=== Data shown ===

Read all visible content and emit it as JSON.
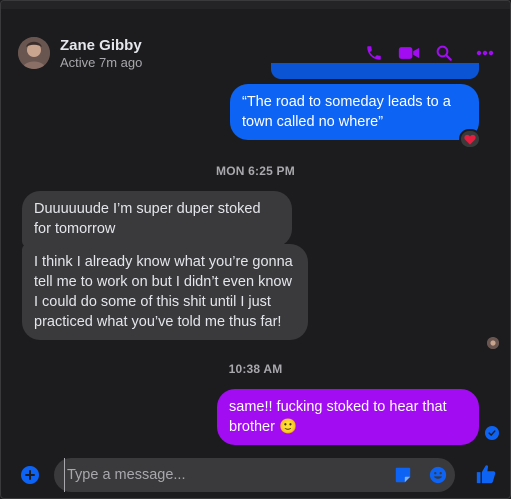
{
  "header": {
    "contact_name": "Zane Gibby",
    "status": "Active 7m ago",
    "icons": [
      "phone-icon",
      "video-camera-icon",
      "search-icon",
      "more-icon"
    ]
  },
  "colors": {
    "accent": "#a20cf3",
    "outgoing_blue": "#0d63f3",
    "outgoing_purple": "#a20cf3",
    "incoming": "#3a3a3c",
    "background": "#1c1c1e",
    "heart": "#e41e3f"
  },
  "messages": [
    {
      "text": "“The road to someday leads to a town called no where”",
      "direction": "outgoing",
      "reaction": "heart"
    },
    {
      "text": "Duuuuuude I’m super duper stoked for tomorrow",
      "direction": "incoming"
    },
    {
      "text": "I think I already know what you’re gonna tell me to work on but I didn’t even know I could do some of this shit until I just practiced what you’ve told me thus far!",
      "direction": "incoming"
    },
    {
      "text": "same!! fucking stoked to hear that brother 🙂",
      "direction": "outgoing"
    }
  ],
  "timestamps": [
    "MON 6:25 PM",
    "10:38 AM"
  ],
  "composer": {
    "placeholder": "Type a message...",
    "icons": [
      "plus-icon",
      "sticker-icon",
      "emoji-icon",
      "thumbs-up-icon"
    ]
  }
}
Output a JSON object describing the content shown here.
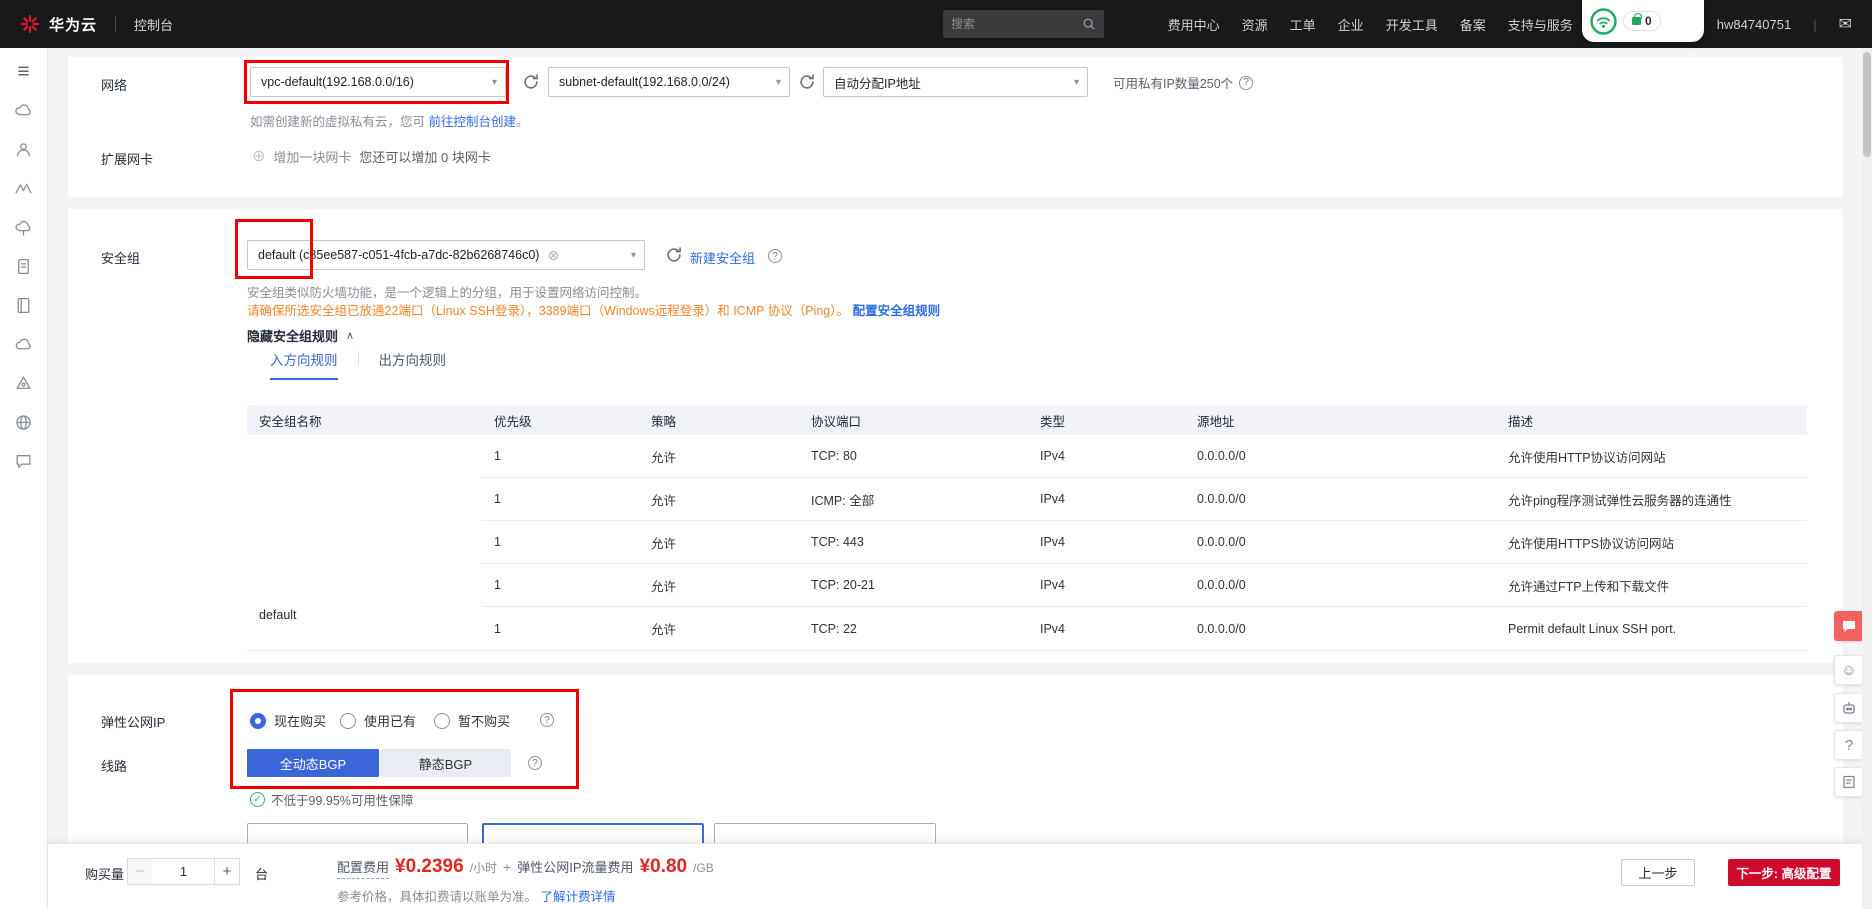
{
  "colors": {
    "accent_blue": "#3a66d9",
    "link_blue": "#2f6ce6",
    "price_red": "#e0271f",
    "warning_orange": "#f0862c",
    "annotation_red": "#ee0000",
    "button_red": "#cf0a2c",
    "brand_red": "#e8102d",
    "success_green": "#3bb36a"
  },
  "icons": {
    "menu": "≡",
    "dropdown_arrow": "▾",
    "collapse_arrow": "∧",
    "plus_circle": "⊕",
    "remove_tag": "⊗",
    "mail": "✉",
    "check": "✓",
    "question": "?",
    "smiley": "☺",
    "minus": "−",
    "plus": "+",
    "pipe": "|"
  },
  "navbar": {
    "logo_text": "华为云",
    "console_label": "控制台",
    "search_placeholder": "搜索",
    "menu": [
      "费用中心",
      "资源",
      "工单",
      "企业",
      "开发工具",
      "备案",
      "支持与服务"
    ],
    "username": "hw84740751",
    "overlay_badge": "0"
  },
  "sidebar": {
    "icons": [
      "menu",
      "cloud-server",
      "user",
      "network",
      "cloud-service",
      "document",
      "notebook",
      "cloud",
      "deployment",
      "globe",
      "support-chat"
    ]
  },
  "network": {
    "label": "网络",
    "vpc_value": "vpc-default(192.168.0.0/16)",
    "subnet_value": "subnet-default(192.168.0.0/24)",
    "ip_mode_value": "自动分配IP地址",
    "available_ip": "可用私有IP数量250个",
    "create_hint_prefix": "如需创建新的虚拟私有云，您可",
    "create_link": "前往控制台创建",
    "create_hint_suffix": "。",
    "nic_label": "扩展网卡",
    "add_nic": "增加一块网卡",
    "nic_hint": "您还可以增加 0 块网卡"
  },
  "security": {
    "label": "安全组",
    "sg_value": "default (c85ee587-c051-4fcb-a7dc-82b6268746c0)",
    "new_sg_link": "新建安全组",
    "desc": "安全组类似防火墙功能，是一个逻辑上的分组，用于设置网络访问控制。",
    "warning": "请确保所选安全组已放通22端口（Linux SSH登录），3389端口（Windows远程登录）和 ICMP 协议（Ping）。",
    "config_rule_link": "配置安全组规则",
    "hide_rules": "隐藏安全组规则",
    "tabs": [
      "入方向规则",
      "出方向规则"
    ],
    "table": {
      "headers": [
        "安全组名称",
        "优先级",
        "策略",
        "协议端口",
        "类型",
        "源地址",
        "描述"
      ],
      "group_name": "default",
      "rows": [
        [
          "1",
          "允许",
          "TCP: 80",
          "IPv4",
          "0.0.0.0/0",
          "允许使用HTTP协议访问网站"
        ],
        [
          "1",
          "允许",
          "ICMP: 全部",
          "IPv4",
          "0.0.0.0/0",
          "允许ping程序测试弹性云服务器的连通性"
        ],
        [
          "1",
          "允许",
          "TCP: 443",
          "IPv4",
          "0.0.0.0/0",
          "允许使用HTTPS协议访问网站"
        ],
        [
          "1",
          "允许",
          "TCP: 20-21",
          "IPv4",
          "0.0.0.0/0",
          "允许通过FTP上传和下载文件"
        ],
        [
          "1",
          "允许",
          "TCP: 22",
          "IPv4",
          "0.0.0.0/0",
          "Permit default Linux SSH port."
        ]
      ]
    }
  },
  "eip": {
    "label": "弹性公网IP",
    "options": [
      "现在购买",
      "使用已有",
      "暂不购买"
    ],
    "selected_option": "现在购买",
    "line_label": "线路",
    "line_options": [
      "全动态BGP",
      "静态BGP"
    ],
    "selected_line": "全动态BGP",
    "sla": "不低于99.95%可用性保障"
  },
  "footer": {
    "quantity_label": "购买量",
    "quantity": "1",
    "unit": "台",
    "config_fee_label": "配置费用",
    "config_fee": "¥0.2396",
    "config_fee_unit": "/小时",
    "plus_sign": "+",
    "traffic_fee_label": "弹性公网IP流量费用",
    "traffic_fee": "¥0.80",
    "traffic_fee_unit": "/GB",
    "price_note": "参考价格，具体扣费请以账单为准。",
    "price_link": "了解计费详情",
    "prev_button": "上一步",
    "next_button": "下一步: 高级配置"
  },
  "toolbar": {
    "icons": [
      "feedback-chat",
      "satisfaction",
      "self-service",
      "help",
      "survey"
    ]
  }
}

===

* [Task statement]: Each line in the entries above that includes the string "default" should be extracted.

* [Reply to the exercise]:
    "vpc_value": "vpc-default(192.168.0.0/16)",
    "subnet_value": "subnet-default(192.168.0.0/24)",
    "sg_value": "default (c85ee587-c051-4fcb-a7dc-82b6268746c0)",
      "group_name": "default",
          "Permit default Linux SSH port."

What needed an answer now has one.